--- Goal ---
Every record below should be transcribed exactly. Omit the images.

--- Supplied data ---
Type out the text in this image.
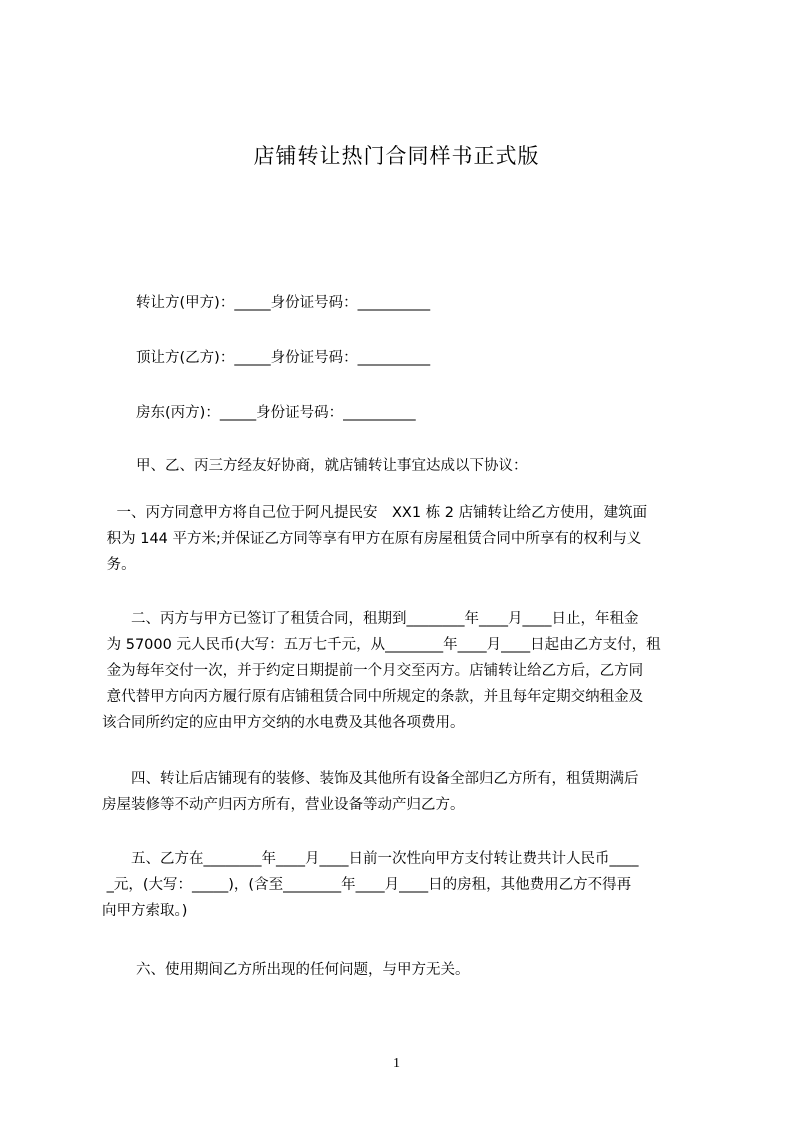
店铺转让热门合同样书正式版
转让方(甲方)：_____身份证号码：__________
顶让方(乙方)：_____身份证号码：__________
房东(丙方)：_____身份证号码：__________
甲、乙、丙三方经友好协商，就店铺转让事宜达成以下协议：
　一、丙方同意甲方将自己位于阿凡提民安　XX1 栋 2 店铺转让给乙方使用，建筑面
积为 144 平方米;并保证乙方同等享有甲方在原有房屋租赁合同中所享有的权利与义
务。
　　二、丙方与甲方已签订了租赁合同，租期到________年____月____日止，年租金
为 57000 元人民币(大写：五万七千元，从________年____月____日起由乙方支付，租
金为每年交付一次，并于约定日期提前一个月交至丙方。店铺转让给乙方后，乙方同
意代替甲方向丙方履行原有店铺租赁合同中所规定的条款，并且每年定期交纳租金及
该合同所约定的应由甲方交纳的水电费及其他各项费用。
　　四、转让后店铺现有的装修、装饰及其他所有设备全部归乙方所有，租赁期满后
房屋装修等不动产归丙方所有，营业设备等动产归乙方。
　　五、乙方在________年____月____日前一次性向甲方支付转让费共计人民币____
_元，(大写：_____)，(含至________年____月____日的房租，其他费用乙方不得再
向甲方索取。)
六、使用期间乙方所出现的任何问题，与甲方无关。
1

--- Result ---
Type out the text in this image.
店铺转让热门合同样书正式版
转让方(甲方)：_____身份证号码：__________
顶让方(乙方)：_____身份证号码：__________
房东(丙方)：_____身份证号码：__________
甲、乙、丙三方经友好协商，就店铺转让事宜达成以下协议：
　一、丙方同意甲方将自己位于阿凡提民安　XX1 栋 2 店铺转让给乙方使用，建筑面
积为 144 平方米;并保证乙方同等享有甲方在原有房屋租赁合同中所享有的权利与义
务。
　　二、丙方与甲方已签订了租赁合同，租期到________年____月____日止，年租金
为 57000 元人民币(大写：五万七千元，从________年____月____日起由乙方支付，租
金为每年交付一次，并于约定日期提前一个月交至丙方。店铺转让给乙方后，乙方同
意代替甲方向丙方履行原有店铺租赁合同中所规定的条款，并且每年定期交纳租金及
该合同所约定的应由甲方交纳的水电费及其他各项费用。
　　四、转让后店铺现有的装修、装饰及其他所有设备全部归乙方所有，租赁期满后
房屋装修等不动产归丙方所有，营业设备等动产归乙方。
　　五、乙方在________年____月____日前一次性向甲方支付转让费共计人民币____
_元，(大写：_____)，(含至________年____月____日的房租，其他费用乙方不得再
向甲方索取。)
六、使用期间乙方所出现的任何问题，与甲方无关。
1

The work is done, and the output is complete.